━━ Raw data
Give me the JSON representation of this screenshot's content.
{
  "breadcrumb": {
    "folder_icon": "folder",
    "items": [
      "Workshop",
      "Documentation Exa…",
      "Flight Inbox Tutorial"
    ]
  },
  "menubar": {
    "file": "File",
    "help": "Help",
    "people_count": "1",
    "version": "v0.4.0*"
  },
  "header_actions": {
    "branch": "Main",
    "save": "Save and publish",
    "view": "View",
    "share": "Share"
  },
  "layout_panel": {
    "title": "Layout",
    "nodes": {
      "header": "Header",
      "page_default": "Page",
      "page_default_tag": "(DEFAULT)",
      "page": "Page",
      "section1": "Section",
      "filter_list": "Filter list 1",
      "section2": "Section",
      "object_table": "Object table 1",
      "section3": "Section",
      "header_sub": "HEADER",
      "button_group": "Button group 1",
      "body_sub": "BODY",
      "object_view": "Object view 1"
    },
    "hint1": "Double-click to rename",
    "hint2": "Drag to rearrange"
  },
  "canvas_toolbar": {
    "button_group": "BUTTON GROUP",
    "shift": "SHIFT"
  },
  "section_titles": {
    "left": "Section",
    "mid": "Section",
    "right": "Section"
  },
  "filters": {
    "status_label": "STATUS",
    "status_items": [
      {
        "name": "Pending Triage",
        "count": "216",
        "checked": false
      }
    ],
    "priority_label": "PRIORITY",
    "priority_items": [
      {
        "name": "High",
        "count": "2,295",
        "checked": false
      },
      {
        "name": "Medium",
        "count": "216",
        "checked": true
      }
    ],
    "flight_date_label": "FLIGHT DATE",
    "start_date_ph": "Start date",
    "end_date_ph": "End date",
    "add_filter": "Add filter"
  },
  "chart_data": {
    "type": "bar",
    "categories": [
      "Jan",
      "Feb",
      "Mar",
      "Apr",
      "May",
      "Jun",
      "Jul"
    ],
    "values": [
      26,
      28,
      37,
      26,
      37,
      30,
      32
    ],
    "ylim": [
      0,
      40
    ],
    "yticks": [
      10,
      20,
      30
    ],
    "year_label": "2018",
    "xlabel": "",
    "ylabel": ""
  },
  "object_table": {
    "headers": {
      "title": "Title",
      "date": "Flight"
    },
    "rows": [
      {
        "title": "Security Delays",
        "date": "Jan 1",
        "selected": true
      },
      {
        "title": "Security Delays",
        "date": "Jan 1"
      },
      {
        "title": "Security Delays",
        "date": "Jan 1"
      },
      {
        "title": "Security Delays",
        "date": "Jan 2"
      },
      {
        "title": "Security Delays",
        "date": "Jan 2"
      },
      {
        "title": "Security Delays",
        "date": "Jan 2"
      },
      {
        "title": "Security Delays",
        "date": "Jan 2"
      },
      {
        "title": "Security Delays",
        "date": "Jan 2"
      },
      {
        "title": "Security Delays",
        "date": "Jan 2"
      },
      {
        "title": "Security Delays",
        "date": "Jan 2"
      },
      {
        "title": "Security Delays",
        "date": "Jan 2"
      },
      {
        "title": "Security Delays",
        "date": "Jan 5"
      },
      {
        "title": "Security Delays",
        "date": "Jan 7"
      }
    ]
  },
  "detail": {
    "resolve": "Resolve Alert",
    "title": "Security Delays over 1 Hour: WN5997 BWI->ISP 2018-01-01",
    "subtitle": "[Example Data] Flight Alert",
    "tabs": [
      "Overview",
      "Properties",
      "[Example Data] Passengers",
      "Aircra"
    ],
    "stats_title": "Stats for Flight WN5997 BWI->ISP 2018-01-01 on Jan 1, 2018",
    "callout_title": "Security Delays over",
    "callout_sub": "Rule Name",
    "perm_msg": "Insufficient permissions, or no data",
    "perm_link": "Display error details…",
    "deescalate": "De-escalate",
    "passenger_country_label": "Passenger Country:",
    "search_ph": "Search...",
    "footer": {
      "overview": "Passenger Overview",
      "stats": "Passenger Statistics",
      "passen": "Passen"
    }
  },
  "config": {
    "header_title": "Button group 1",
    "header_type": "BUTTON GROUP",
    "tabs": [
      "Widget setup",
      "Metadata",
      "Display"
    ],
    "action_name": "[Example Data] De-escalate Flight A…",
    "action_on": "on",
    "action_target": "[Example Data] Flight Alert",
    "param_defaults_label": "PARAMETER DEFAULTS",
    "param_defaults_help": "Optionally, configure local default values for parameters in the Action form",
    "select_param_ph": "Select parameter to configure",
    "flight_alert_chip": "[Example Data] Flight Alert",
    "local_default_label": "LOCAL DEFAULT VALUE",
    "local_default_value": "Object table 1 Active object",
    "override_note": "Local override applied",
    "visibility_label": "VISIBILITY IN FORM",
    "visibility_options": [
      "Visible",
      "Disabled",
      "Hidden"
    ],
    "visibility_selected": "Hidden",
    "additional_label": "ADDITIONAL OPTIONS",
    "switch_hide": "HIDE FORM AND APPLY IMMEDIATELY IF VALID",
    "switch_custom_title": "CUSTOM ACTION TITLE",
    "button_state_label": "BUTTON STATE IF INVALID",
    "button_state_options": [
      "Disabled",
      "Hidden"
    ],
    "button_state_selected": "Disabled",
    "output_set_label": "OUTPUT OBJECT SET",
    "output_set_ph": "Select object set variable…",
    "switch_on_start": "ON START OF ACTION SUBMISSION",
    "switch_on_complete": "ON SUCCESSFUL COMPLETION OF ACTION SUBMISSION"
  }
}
━━━━
Exercise brief: Pick out the lines above that hold the string "Alert" and show them.

Task result:
    "resolve": "Resolve Alert",
    "subtitle": "[Example Data] Flight Alert",
    "action_target": "[Example Data] Flight Alert",
    "flight_alert_chip": "[Example Data] Flight Alert",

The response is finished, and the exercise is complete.